▶ Extracted material:
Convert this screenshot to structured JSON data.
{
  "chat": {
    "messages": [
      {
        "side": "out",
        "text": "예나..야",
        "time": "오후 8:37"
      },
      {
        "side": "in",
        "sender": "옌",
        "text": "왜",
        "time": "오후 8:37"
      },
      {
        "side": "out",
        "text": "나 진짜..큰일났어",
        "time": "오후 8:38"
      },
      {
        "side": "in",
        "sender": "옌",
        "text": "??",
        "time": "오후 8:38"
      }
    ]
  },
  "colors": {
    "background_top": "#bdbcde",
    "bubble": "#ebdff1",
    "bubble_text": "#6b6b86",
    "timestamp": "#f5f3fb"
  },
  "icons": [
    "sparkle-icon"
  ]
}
--
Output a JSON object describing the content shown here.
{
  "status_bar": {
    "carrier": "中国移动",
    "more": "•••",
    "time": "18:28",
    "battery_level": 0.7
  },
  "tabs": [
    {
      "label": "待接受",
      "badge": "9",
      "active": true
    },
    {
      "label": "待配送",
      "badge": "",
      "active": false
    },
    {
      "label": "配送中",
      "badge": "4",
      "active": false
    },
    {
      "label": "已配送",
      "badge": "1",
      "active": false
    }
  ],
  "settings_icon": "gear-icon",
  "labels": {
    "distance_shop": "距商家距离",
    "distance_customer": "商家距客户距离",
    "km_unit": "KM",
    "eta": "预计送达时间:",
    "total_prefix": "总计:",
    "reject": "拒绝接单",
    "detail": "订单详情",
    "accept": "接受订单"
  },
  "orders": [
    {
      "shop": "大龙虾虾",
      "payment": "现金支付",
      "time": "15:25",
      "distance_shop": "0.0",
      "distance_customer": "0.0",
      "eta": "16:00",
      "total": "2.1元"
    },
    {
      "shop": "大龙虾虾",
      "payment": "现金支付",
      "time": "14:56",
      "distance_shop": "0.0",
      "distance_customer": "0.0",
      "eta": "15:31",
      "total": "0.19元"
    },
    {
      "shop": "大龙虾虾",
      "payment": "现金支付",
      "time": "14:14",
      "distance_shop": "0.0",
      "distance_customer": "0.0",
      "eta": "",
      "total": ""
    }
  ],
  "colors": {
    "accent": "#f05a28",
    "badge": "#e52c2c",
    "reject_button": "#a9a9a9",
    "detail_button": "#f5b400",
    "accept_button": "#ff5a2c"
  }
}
---
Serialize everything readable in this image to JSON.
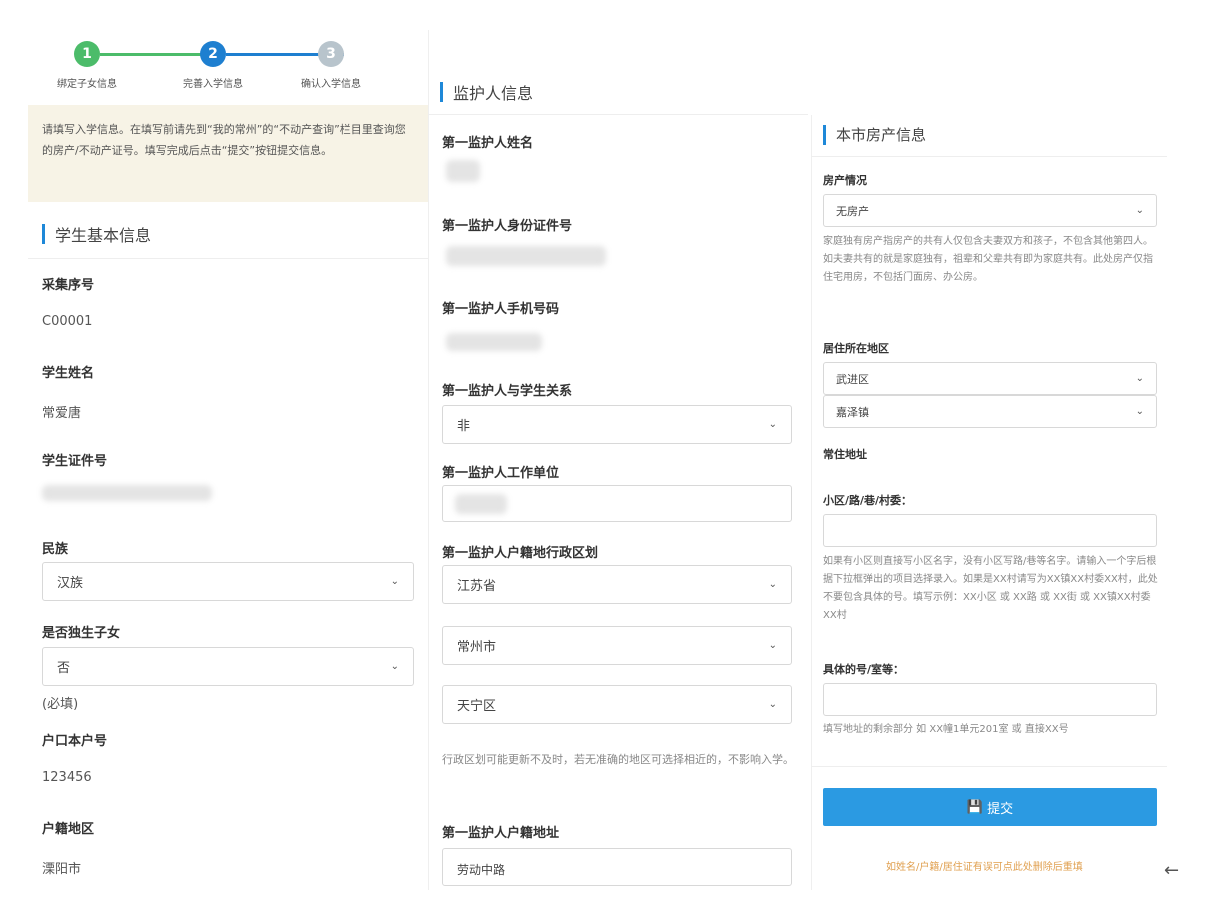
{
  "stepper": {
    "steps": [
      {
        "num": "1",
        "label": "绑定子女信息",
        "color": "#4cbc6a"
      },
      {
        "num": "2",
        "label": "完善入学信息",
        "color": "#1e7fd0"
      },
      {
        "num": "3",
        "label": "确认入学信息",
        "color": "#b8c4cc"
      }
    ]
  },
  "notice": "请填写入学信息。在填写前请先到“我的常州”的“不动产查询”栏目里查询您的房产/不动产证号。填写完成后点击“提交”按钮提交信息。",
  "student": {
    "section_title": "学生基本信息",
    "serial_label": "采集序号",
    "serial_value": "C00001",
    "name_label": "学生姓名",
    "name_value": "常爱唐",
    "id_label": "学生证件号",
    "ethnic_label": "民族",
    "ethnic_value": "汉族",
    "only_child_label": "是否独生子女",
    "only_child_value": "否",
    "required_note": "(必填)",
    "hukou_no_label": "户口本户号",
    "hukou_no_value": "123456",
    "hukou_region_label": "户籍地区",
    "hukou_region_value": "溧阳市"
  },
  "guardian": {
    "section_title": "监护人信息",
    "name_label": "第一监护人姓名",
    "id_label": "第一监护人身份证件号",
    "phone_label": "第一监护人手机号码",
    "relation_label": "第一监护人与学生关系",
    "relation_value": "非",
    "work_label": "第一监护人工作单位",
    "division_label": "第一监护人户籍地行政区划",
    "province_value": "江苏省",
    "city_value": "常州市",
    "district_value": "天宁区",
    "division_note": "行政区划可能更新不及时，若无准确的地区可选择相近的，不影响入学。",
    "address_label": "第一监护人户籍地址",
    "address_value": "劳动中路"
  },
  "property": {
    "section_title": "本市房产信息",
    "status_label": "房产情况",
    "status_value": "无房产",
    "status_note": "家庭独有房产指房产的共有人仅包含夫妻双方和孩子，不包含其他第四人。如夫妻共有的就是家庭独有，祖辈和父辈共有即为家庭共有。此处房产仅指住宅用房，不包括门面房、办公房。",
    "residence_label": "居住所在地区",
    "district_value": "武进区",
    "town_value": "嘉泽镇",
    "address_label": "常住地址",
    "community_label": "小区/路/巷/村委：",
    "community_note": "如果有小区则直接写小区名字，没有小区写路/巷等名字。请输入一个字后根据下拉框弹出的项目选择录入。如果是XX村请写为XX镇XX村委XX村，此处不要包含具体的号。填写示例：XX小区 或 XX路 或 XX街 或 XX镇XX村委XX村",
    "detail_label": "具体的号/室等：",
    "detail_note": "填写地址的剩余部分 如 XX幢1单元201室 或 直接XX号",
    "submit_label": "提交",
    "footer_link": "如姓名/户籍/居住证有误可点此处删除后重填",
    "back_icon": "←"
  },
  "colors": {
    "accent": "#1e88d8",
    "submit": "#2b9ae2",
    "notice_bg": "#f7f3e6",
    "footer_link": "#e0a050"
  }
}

▶ Task to complete:
In the records above, how many lines contain the string "this"? State that number only.

▶ Task solution:
2